• _Stated task_:
Some lines of these records may hold the word "icon"; state how many, using only the number.

╭─ Data extract

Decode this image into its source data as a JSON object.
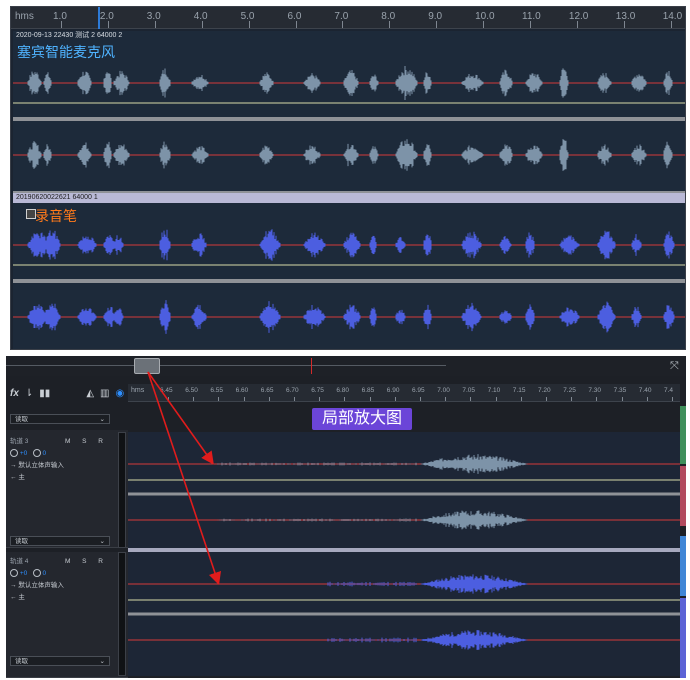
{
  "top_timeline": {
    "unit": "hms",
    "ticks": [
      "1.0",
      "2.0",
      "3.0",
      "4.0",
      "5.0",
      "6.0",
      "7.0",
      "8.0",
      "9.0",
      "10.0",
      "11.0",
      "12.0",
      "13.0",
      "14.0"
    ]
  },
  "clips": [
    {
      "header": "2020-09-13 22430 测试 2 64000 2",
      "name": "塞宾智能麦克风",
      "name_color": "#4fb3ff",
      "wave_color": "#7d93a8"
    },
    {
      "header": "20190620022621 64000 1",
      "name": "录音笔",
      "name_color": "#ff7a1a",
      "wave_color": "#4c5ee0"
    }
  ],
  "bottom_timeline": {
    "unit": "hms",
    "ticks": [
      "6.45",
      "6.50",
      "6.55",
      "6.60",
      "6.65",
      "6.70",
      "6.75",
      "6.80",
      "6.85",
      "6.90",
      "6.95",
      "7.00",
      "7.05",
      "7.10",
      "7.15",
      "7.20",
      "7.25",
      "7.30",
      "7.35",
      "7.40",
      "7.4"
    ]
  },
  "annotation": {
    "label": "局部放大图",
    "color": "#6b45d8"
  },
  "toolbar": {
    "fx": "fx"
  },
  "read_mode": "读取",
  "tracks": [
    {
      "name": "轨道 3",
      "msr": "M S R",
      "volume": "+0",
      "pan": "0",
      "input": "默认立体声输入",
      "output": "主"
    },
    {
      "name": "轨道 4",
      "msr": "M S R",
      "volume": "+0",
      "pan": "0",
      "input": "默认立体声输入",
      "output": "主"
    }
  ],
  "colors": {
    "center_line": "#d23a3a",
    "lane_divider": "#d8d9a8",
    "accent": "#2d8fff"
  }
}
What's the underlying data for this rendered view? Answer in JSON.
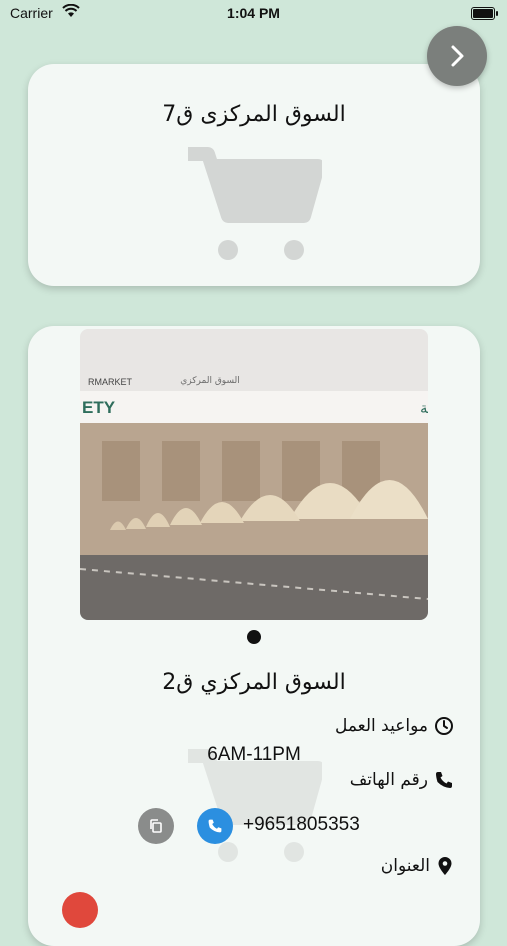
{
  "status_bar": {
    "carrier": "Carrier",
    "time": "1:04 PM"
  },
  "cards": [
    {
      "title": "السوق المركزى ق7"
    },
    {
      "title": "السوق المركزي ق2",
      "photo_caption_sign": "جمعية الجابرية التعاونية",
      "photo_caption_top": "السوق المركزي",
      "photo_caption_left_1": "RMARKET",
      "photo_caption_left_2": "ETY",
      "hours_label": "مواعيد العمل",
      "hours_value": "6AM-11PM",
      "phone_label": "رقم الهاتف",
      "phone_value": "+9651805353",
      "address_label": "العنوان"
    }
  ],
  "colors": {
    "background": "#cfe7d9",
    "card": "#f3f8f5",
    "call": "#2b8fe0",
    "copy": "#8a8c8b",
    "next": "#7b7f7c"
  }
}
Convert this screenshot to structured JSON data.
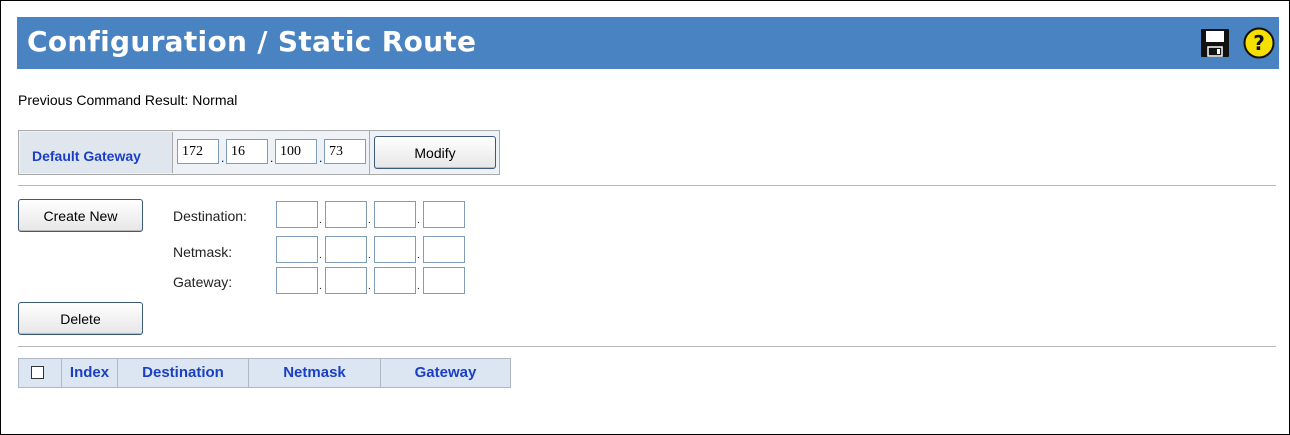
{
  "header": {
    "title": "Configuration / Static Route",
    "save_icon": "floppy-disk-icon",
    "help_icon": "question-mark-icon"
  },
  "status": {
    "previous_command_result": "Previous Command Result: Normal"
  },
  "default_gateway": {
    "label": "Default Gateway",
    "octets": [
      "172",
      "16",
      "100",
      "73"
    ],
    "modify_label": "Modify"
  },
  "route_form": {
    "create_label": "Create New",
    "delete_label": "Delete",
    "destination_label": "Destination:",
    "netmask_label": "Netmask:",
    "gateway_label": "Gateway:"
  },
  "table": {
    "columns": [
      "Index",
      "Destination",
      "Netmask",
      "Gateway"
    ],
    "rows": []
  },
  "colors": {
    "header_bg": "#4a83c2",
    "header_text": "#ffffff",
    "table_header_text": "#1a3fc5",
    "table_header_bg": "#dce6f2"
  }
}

╰─

• _Exercise solution_:
2